↓
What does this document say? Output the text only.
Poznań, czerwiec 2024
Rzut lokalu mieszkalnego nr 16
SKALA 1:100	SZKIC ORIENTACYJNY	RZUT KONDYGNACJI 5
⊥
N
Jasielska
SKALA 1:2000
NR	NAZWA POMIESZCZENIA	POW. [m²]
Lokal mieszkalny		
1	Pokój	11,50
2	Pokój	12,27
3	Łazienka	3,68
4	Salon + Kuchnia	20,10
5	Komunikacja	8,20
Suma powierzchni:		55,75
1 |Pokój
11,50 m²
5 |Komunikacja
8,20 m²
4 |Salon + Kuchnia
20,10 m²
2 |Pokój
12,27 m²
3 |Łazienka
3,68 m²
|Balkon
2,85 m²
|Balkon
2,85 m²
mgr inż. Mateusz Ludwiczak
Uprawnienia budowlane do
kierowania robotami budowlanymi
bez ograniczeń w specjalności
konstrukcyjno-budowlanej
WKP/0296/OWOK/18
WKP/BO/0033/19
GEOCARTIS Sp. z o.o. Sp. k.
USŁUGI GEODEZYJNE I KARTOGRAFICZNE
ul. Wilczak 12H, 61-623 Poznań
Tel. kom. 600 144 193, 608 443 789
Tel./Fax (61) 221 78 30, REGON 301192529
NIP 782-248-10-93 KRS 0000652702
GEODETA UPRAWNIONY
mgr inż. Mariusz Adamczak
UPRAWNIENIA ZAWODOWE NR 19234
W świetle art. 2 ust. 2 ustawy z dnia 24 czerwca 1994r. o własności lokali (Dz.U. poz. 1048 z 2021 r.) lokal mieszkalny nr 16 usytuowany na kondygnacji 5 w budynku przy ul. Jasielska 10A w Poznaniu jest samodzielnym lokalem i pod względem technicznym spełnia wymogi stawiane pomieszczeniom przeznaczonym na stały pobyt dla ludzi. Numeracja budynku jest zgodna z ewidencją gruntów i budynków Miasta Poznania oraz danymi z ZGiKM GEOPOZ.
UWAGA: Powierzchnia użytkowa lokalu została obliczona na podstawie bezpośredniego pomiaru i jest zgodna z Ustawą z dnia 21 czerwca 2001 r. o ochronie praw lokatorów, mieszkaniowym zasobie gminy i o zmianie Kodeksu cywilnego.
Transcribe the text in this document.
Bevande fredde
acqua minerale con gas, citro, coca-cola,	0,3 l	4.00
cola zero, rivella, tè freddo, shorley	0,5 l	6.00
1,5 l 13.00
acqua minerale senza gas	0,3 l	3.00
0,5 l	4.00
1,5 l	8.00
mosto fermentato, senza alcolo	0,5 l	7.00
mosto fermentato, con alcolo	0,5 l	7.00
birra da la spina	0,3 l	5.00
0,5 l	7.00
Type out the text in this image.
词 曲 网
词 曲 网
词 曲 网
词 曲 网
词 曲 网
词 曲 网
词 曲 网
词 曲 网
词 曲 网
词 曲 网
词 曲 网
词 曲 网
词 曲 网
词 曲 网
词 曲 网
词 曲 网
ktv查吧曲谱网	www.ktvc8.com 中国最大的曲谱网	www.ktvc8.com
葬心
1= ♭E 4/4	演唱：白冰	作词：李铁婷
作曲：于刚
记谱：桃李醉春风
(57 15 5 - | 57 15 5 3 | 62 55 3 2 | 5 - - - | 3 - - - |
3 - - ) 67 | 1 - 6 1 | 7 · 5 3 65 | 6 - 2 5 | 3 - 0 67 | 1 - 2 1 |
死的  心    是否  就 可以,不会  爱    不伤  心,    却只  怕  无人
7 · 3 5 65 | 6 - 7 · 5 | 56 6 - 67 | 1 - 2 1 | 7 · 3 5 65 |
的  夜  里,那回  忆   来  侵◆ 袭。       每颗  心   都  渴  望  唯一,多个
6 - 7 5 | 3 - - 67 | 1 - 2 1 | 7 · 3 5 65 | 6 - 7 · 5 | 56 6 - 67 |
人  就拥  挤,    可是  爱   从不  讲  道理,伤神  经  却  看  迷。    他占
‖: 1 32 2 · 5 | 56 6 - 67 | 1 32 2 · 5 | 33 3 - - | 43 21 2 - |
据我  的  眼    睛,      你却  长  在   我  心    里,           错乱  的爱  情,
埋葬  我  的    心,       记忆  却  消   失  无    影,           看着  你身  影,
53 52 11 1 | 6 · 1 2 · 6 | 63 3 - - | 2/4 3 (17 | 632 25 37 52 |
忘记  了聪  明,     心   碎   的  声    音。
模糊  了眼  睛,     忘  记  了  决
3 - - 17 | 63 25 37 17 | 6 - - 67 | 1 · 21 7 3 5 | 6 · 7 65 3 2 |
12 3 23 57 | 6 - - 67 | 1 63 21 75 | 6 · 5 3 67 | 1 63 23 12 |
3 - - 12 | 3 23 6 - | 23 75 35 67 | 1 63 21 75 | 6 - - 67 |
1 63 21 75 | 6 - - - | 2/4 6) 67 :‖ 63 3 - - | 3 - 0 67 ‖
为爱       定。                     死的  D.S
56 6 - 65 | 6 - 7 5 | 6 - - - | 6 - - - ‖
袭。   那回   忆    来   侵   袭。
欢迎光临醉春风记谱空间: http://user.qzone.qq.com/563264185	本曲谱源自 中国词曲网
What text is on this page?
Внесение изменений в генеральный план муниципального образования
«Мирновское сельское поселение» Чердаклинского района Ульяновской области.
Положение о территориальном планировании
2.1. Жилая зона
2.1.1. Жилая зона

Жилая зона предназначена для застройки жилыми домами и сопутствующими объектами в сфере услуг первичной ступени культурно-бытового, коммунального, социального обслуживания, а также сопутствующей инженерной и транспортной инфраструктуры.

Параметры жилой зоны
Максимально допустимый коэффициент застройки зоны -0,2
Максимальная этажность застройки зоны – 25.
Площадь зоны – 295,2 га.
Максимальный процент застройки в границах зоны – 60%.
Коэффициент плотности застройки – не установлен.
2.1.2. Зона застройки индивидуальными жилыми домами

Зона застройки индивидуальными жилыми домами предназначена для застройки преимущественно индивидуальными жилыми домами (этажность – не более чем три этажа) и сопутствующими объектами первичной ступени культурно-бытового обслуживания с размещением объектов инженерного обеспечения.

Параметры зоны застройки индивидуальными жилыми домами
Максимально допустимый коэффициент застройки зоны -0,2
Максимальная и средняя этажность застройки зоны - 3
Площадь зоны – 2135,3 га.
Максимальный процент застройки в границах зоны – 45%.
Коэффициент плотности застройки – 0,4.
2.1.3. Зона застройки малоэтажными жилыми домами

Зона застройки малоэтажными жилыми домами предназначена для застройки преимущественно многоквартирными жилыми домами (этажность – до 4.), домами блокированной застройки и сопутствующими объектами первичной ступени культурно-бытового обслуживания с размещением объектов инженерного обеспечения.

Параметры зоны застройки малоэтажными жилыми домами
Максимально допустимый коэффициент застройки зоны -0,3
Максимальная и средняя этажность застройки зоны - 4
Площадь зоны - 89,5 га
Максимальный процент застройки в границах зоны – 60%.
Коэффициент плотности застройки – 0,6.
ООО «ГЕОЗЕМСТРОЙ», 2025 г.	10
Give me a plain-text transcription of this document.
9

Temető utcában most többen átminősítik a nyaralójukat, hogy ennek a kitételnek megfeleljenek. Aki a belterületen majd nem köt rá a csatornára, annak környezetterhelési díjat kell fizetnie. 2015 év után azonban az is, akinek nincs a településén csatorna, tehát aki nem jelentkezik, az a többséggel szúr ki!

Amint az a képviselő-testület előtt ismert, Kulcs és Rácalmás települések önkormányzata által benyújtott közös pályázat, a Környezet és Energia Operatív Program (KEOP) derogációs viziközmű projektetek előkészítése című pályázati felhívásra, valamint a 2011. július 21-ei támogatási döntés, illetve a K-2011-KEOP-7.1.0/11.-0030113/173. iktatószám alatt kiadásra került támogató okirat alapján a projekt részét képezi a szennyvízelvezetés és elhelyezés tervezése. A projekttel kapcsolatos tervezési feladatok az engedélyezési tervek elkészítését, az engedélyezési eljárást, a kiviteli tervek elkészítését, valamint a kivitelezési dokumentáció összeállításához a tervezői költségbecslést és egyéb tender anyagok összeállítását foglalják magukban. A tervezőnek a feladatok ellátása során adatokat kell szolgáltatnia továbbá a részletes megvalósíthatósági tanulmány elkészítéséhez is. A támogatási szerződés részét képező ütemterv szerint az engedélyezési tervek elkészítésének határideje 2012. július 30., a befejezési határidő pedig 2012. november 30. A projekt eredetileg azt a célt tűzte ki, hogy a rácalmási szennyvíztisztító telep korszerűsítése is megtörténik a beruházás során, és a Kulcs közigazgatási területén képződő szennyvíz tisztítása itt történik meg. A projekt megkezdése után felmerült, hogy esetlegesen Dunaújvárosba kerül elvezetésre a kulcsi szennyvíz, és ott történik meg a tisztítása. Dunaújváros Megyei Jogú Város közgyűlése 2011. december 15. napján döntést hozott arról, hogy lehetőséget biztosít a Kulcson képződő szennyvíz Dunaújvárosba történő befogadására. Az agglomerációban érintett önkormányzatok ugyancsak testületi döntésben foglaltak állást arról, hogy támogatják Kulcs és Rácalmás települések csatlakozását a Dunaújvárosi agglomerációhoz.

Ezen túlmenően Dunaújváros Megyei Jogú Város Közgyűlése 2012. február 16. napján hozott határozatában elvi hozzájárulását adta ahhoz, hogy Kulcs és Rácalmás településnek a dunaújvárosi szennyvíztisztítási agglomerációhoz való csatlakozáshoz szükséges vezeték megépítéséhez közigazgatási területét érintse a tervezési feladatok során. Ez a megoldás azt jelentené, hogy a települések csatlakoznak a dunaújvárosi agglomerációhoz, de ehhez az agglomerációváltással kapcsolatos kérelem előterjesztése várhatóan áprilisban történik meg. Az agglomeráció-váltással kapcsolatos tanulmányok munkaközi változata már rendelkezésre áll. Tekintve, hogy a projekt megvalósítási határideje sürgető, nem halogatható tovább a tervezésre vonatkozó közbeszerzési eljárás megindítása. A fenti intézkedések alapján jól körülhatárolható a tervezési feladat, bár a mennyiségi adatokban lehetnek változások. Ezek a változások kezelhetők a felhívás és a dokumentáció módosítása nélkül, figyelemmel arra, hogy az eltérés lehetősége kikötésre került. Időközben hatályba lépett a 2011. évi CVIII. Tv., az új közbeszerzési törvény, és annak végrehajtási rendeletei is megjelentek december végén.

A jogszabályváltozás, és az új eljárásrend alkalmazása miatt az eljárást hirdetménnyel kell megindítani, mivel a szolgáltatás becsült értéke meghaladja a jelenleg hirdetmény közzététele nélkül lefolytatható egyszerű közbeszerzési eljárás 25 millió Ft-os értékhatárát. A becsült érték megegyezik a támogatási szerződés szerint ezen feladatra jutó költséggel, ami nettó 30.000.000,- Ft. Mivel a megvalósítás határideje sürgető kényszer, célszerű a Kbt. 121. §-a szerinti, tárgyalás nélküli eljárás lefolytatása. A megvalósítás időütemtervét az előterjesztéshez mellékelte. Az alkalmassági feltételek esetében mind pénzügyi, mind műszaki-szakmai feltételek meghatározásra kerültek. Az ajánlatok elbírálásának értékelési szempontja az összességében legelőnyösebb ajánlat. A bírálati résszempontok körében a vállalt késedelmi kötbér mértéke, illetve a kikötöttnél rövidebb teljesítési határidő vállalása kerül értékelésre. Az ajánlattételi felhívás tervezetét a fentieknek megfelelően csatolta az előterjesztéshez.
↑
Go through the material above and count the lines that contain "Jasielska"; give that number alone.

2